TASK GOAL
Pick out the lines containing "развития".

INFORMATION PROVIDED
────────────────────────────────────────

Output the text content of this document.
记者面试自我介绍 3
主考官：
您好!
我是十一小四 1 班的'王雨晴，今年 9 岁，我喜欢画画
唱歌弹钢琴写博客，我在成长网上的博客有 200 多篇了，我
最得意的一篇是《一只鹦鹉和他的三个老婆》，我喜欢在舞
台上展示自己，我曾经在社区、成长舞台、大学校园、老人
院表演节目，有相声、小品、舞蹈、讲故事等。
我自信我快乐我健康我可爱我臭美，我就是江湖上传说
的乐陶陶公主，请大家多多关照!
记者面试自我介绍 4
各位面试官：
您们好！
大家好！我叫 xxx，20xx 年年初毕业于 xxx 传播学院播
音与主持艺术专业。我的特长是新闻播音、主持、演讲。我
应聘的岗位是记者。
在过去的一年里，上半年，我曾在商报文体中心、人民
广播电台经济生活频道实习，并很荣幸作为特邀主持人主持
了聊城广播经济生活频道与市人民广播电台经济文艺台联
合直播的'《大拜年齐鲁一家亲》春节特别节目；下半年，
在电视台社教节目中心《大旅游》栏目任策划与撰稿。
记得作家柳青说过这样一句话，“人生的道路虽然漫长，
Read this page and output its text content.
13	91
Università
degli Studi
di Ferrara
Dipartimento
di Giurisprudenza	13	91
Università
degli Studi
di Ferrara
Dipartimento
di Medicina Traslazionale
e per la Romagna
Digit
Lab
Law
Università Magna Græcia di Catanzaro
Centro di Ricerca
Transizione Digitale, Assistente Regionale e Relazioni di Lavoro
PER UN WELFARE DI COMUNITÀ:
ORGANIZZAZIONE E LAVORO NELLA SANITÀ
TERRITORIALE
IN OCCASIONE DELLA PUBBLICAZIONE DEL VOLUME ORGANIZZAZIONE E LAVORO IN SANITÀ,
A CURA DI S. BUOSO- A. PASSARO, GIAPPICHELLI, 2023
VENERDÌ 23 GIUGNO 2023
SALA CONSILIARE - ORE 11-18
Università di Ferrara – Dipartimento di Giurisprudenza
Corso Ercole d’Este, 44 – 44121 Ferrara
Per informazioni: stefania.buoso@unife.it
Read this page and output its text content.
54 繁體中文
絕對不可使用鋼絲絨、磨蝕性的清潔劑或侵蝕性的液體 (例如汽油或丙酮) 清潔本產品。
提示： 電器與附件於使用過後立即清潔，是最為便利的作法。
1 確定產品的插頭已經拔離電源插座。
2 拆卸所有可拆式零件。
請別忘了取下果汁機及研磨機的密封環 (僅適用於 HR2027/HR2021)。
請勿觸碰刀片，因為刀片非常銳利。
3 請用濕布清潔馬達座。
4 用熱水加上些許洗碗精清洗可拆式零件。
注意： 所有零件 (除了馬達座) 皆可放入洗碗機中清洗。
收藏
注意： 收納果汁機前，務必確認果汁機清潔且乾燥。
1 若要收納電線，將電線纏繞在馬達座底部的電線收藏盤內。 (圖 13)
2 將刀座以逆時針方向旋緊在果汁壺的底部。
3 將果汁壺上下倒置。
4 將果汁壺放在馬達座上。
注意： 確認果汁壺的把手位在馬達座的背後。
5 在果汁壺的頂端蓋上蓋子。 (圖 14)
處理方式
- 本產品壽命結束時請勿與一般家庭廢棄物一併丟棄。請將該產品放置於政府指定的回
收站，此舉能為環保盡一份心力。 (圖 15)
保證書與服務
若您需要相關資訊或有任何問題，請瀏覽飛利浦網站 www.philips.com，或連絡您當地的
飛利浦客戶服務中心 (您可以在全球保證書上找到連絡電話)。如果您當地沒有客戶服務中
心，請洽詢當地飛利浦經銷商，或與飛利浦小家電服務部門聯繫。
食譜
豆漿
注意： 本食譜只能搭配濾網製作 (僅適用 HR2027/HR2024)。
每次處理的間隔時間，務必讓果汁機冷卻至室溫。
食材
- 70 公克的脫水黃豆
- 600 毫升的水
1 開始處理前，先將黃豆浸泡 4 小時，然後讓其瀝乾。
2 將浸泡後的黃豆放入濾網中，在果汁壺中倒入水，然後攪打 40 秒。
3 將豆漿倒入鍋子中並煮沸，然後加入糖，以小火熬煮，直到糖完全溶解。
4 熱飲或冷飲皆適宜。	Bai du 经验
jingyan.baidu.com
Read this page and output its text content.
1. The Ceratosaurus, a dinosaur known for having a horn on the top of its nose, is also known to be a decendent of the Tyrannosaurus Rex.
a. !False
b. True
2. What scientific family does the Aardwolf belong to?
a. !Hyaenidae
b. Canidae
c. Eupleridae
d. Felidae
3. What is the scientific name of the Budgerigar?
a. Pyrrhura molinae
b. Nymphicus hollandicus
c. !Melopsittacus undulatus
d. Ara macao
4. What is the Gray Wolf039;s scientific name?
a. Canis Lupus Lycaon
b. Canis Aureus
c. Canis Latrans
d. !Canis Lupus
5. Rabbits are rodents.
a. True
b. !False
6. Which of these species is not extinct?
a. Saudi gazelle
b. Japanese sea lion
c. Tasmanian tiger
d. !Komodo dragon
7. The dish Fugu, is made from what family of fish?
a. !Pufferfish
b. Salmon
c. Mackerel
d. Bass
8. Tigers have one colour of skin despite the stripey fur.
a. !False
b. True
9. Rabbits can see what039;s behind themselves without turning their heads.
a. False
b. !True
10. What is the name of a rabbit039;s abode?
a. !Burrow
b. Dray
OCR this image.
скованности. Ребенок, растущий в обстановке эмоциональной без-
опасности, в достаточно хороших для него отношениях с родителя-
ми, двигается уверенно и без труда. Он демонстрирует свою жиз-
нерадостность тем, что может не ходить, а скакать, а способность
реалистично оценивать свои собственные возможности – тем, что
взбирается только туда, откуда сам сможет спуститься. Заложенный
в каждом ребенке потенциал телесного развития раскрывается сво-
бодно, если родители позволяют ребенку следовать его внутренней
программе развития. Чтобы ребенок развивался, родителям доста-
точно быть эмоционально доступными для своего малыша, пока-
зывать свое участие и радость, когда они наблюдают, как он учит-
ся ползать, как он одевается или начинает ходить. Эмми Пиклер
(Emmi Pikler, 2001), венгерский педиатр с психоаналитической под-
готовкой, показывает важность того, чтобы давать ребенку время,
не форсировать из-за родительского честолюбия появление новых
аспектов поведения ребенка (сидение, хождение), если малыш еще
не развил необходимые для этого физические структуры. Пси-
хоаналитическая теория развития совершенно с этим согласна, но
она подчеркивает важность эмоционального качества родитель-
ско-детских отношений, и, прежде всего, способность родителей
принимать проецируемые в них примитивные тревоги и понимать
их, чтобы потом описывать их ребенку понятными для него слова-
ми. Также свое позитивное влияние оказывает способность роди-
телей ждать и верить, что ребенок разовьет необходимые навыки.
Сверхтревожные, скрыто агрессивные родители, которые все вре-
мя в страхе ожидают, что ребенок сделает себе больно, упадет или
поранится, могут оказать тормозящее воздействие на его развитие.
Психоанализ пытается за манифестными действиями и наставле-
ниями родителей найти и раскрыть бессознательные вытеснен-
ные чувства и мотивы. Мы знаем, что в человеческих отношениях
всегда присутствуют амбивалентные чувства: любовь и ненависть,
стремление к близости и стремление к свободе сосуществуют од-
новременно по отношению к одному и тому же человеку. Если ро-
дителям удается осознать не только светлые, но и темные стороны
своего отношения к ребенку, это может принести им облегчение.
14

────────────────────────────────────────

EXPECTED ANSWER
в каждом ребенке потенциал телесного развития раскрывается сво-
программе развития. Чтобы ребенок развивался, родителям доста-
хоаналитическая теория развития совершенно с этим согласна, но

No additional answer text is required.